__Records provided__.
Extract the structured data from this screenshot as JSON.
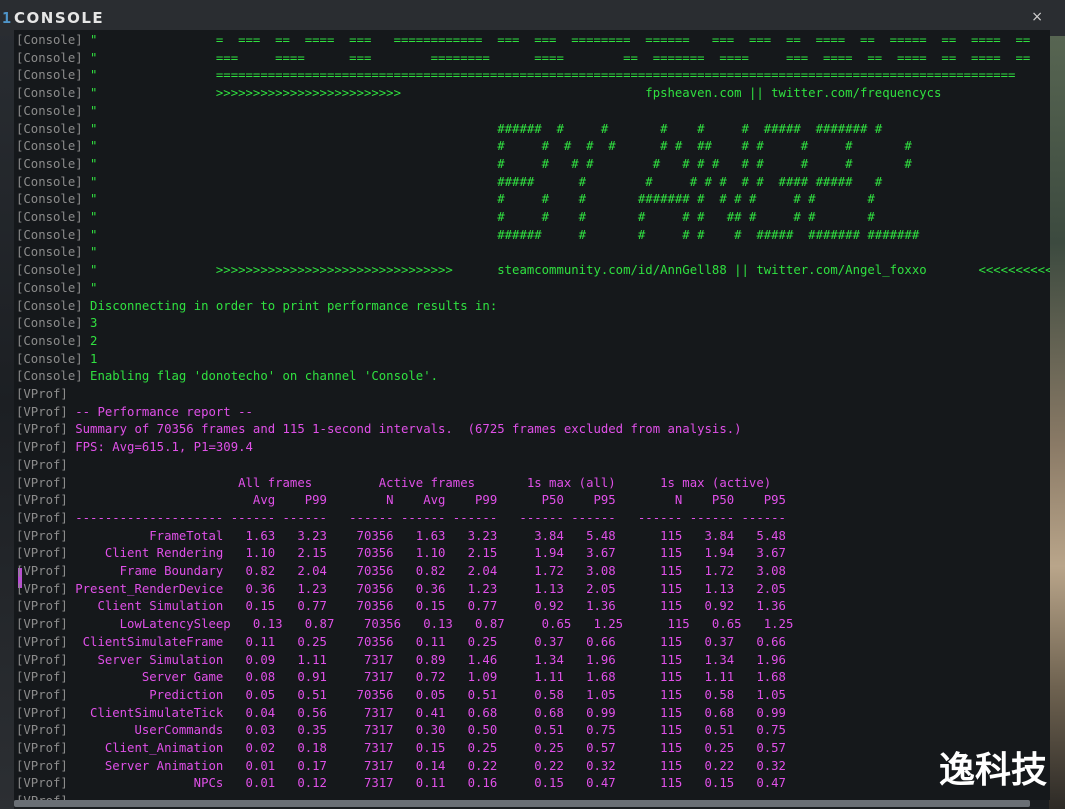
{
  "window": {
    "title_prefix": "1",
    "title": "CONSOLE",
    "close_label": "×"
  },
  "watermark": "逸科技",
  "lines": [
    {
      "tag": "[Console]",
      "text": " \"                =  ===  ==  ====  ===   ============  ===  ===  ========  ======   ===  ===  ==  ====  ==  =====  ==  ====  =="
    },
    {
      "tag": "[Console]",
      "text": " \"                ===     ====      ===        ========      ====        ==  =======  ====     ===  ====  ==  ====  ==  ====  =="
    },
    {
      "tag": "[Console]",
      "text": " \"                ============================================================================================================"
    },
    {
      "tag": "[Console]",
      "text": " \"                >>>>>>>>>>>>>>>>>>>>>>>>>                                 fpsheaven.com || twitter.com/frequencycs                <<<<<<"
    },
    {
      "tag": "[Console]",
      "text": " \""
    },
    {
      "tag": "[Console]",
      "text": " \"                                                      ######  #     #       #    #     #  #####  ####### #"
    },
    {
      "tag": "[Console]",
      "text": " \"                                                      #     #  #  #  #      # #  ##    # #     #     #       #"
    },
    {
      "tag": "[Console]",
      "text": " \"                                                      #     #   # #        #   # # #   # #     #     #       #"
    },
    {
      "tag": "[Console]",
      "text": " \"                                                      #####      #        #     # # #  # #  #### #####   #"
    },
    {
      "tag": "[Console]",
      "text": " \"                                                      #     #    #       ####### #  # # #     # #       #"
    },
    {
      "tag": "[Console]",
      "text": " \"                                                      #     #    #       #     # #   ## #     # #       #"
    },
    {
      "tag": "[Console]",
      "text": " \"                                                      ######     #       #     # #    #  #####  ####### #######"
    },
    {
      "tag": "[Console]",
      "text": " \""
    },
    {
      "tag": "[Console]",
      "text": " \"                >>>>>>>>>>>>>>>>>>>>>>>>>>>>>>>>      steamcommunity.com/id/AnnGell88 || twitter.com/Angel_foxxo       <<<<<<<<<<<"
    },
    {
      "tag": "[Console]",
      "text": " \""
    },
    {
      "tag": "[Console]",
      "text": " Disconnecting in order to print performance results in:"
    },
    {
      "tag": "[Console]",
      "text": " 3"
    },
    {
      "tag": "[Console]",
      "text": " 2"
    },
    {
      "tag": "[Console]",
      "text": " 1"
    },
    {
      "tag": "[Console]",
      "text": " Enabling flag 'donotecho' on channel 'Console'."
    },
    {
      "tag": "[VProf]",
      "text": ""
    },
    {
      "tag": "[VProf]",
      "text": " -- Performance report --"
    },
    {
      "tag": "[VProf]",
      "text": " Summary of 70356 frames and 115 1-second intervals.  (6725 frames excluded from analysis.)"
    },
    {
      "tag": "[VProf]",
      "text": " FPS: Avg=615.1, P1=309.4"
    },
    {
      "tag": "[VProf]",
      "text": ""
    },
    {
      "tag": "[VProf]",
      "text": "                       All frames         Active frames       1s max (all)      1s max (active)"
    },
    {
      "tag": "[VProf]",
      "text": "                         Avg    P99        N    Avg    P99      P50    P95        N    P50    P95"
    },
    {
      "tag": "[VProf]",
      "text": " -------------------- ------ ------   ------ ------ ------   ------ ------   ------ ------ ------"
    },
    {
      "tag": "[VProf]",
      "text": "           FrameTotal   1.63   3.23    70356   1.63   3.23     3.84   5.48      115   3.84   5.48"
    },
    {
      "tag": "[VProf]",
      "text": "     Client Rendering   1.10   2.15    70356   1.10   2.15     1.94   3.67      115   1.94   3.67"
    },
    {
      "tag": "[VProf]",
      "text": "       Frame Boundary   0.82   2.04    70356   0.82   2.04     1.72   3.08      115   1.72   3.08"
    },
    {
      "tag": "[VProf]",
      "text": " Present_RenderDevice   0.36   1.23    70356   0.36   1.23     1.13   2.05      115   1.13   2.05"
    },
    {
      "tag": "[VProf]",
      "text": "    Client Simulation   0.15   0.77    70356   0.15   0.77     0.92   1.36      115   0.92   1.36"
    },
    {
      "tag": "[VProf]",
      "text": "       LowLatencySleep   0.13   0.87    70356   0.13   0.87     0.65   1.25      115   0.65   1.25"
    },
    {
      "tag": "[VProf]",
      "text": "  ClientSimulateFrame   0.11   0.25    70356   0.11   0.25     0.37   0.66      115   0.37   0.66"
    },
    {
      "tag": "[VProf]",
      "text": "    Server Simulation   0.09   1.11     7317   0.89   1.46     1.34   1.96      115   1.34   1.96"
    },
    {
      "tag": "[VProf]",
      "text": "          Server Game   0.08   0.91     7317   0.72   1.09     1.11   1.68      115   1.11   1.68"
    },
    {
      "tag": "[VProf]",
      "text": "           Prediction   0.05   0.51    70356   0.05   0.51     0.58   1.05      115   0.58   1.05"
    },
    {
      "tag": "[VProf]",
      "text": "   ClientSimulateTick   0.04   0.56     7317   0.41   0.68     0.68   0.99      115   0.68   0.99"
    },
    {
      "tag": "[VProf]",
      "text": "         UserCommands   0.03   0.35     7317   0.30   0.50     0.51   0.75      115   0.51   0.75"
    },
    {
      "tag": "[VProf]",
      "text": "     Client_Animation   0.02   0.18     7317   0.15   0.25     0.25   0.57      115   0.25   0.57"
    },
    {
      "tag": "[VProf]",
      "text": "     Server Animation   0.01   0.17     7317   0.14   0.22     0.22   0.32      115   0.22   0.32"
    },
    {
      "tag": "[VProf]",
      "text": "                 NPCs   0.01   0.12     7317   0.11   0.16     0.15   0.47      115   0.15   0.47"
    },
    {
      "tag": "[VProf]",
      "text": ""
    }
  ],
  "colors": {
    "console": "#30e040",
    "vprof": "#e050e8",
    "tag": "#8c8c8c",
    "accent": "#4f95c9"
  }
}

---

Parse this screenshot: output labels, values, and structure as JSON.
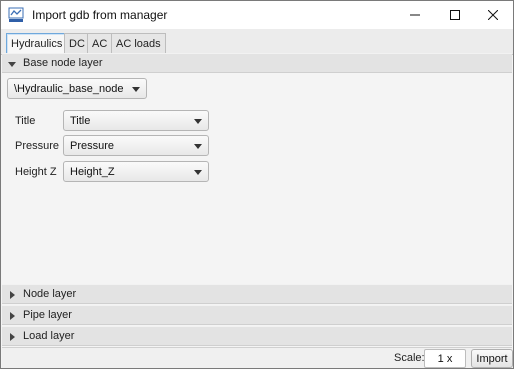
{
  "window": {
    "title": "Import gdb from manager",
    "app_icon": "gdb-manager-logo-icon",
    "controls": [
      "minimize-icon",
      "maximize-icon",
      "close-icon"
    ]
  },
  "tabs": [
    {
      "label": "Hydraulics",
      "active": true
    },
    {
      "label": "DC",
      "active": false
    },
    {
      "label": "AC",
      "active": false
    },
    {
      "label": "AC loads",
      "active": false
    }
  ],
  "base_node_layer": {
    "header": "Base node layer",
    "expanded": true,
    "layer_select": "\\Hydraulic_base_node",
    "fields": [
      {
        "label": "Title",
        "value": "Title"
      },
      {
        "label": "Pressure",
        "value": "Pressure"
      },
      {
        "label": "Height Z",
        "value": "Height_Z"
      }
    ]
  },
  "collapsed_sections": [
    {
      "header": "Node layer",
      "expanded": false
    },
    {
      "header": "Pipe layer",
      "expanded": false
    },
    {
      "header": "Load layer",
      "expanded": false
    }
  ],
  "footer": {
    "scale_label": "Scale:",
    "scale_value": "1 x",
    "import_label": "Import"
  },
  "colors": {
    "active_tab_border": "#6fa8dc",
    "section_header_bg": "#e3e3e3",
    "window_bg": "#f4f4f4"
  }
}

__Problem details__.
Each line in the entries above that includes the string "twitter" should be extracted.

__Output below__.
      "text": " \"                >>>>>>>>>>>>>>>>>>>>>>>>>                                 fpsheaven.com || twitter.com/frequencycs                <<<<<<"
      "text": " \"                >>>>>>>>>>>>>>>>>>>>>>>>>>>>>>>>      steamcommunity.com/id/AnnGell88 || twitter.com/Angel_foxxo       <<<<<<<<<<<"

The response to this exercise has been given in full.